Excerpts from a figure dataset
···
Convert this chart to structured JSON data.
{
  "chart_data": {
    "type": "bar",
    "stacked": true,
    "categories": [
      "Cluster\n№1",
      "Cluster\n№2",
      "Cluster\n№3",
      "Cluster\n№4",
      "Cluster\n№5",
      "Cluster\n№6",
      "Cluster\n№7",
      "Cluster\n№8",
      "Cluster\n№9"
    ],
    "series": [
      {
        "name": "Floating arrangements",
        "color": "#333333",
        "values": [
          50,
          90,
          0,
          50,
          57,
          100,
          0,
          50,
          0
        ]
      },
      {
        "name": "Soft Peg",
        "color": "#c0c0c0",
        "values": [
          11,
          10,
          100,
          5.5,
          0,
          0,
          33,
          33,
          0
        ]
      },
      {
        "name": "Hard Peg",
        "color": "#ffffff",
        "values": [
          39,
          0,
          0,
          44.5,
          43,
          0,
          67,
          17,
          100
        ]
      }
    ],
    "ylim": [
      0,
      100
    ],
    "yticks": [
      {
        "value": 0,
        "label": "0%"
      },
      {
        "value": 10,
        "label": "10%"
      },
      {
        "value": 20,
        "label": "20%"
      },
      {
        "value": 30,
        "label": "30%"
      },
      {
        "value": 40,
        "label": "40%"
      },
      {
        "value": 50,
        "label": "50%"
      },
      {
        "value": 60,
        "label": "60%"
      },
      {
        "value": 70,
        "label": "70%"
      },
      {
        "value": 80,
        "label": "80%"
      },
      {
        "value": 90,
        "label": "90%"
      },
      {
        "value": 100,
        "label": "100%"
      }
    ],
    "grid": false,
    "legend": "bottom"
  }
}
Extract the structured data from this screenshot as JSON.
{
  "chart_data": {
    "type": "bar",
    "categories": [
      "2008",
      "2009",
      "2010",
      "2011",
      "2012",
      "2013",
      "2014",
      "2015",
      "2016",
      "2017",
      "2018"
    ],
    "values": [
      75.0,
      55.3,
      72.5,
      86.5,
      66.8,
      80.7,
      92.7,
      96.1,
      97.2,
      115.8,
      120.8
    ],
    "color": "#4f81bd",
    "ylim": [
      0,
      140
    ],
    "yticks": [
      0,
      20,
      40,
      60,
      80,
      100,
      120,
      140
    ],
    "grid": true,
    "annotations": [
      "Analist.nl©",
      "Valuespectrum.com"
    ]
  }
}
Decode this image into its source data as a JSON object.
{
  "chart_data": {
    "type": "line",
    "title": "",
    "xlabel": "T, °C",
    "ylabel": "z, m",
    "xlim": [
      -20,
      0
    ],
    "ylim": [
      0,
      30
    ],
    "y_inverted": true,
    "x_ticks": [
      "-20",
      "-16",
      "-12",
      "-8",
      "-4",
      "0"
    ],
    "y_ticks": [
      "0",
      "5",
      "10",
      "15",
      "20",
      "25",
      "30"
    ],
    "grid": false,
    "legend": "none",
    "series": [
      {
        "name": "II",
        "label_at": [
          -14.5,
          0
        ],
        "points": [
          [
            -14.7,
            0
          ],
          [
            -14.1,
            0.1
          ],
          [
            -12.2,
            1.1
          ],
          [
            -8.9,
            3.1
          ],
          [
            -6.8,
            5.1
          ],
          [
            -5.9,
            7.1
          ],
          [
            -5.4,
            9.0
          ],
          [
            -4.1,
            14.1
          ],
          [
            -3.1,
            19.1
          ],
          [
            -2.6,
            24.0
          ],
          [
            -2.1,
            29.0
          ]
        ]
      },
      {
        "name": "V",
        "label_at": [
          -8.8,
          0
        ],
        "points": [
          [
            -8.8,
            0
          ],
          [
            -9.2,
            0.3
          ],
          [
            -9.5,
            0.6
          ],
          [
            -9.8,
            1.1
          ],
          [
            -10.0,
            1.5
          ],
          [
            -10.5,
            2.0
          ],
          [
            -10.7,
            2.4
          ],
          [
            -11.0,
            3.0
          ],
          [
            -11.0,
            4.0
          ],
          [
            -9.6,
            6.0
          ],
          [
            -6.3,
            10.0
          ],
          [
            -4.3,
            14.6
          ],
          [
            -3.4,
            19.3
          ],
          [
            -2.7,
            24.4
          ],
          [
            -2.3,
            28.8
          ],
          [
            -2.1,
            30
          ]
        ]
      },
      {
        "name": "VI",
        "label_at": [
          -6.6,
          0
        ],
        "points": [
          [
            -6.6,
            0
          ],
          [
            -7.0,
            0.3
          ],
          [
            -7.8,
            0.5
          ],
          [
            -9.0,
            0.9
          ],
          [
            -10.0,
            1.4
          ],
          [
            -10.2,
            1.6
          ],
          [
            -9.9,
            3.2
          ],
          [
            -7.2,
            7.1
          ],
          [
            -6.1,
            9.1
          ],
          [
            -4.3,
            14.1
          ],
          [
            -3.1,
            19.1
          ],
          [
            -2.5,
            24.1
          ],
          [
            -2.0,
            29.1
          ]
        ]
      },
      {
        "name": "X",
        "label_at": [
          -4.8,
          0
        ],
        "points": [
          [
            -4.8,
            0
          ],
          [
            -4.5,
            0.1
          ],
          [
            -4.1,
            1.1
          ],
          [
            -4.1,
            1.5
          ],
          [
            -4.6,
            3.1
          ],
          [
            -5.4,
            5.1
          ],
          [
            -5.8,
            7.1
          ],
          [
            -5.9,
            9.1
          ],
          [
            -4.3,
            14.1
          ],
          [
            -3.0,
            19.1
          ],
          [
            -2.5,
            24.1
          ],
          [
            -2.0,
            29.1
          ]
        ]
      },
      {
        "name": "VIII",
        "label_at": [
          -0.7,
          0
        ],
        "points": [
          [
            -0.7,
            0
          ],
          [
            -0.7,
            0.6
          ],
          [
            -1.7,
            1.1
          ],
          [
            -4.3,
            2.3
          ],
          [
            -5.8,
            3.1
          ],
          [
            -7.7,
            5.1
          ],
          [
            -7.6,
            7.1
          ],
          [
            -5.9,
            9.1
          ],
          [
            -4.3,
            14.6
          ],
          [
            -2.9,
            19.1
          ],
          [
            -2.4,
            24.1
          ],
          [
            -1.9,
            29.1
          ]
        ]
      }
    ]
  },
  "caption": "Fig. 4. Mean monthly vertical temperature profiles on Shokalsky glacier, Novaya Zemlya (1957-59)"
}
···
Short problem: From the listing above, collect each line in which the string "true" appears.

The response:
    "stacked": true,
    "grid": true,
    "y_inverted": true,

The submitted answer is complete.